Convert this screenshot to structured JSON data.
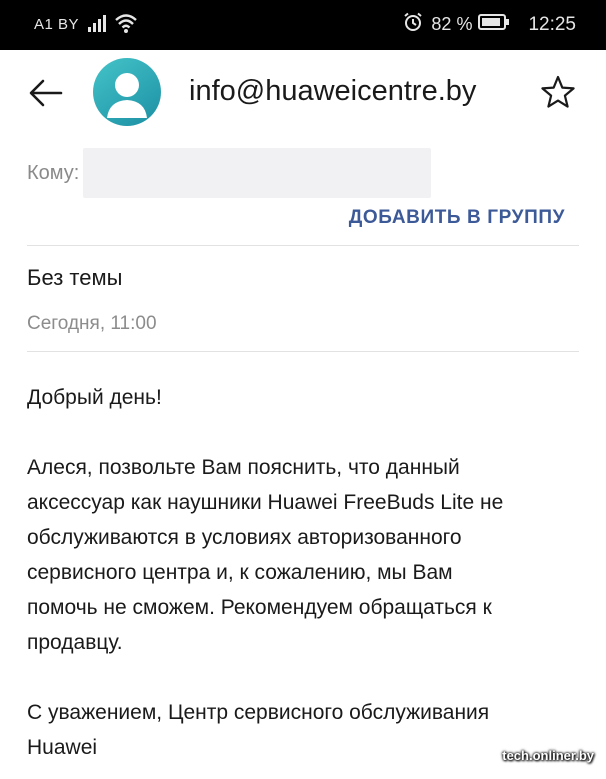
{
  "status_bar": {
    "carrier": "A1 BY",
    "battery_percent": "82 %",
    "time": "12:25"
  },
  "header": {
    "sender": "info@huaweicentre.by"
  },
  "recipient": {
    "label": "Кому:",
    "value": ""
  },
  "actions": {
    "add_group": "ДОБАВИТЬ В ГРУППУ"
  },
  "email": {
    "subject": "Без темы",
    "date": "Сегодня, 11:00",
    "greeting": "Добрый день!",
    "body_lines": [
      "Алеся, позвольте Вам пояснить, что данный",
      "аксессуар как наушники Huawei FreeBuds Lite не",
      "обслуживаются в условиях авторизованного",
      "сервисного центра и, к сожалению, мы Вам",
      "помочь не сможем. Рекомендуем обращаться к",
      "продавцу."
    ],
    "signature_lines": [
      "С уважением, Центр сервисного обслуживания",
      "Huawei"
    ]
  },
  "watermark": "tech.onliner.by",
  "colors": {
    "status_bg": "#000000",
    "accent": "#3d5a98",
    "avatar": "#2aaab5"
  },
  "icons": [
    "signal-icon",
    "wifi-icon",
    "alarm-icon",
    "battery-icon",
    "back-arrow-icon",
    "avatar-person-icon",
    "star-icon"
  ]
}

_Set task_
Using the records above, retype everything exactly except the pictures.

_Correct response_
Convert this screenshot to structured JSON data.
{
  "status_bar": {
    "carrier": "A1 BY",
    "battery_percent": "82 %",
    "time": "12:25"
  },
  "header": {
    "sender": "info@huaweicentre.by"
  },
  "recipient": {
    "label": "Кому:",
    "value": ""
  },
  "actions": {
    "add_group": "ДОБАВИТЬ В ГРУППУ"
  },
  "email": {
    "subject": "Без темы",
    "date": "Сегодня, 11:00",
    "greeting": "Добрый день!",
    "body_lines": [
      "Алеся, позвольте Вам пояснить, что данный",
      "аксессуар как наушники Huawei FreeBuds Lite не",
      "обслуживаются в условиях авторизованного",
      "сервисного центра и, к сожалению, мы Вам",
      "помочь не сможем. Рекомендуем обращаться к",
      "продавцу."
    ],
    "signature_lines": [
      "С уважением, Центр сервисного обслуживания",
      "Huawei"
    ]
  },
  "watermark": "tech.onliner.by",
  "colors": {
    "status_bg": "#000000",
    "accent": "#3d5a98",
    "avatar": "#2aaab5"
  },
  "icons": [
    "signal-icon",
    "wifi-icon",
    "alarm-icon",
    "battery-icon",
    "back-arrow-icon",
    "avatar-person-icon",
    "star-icon"
  ]
}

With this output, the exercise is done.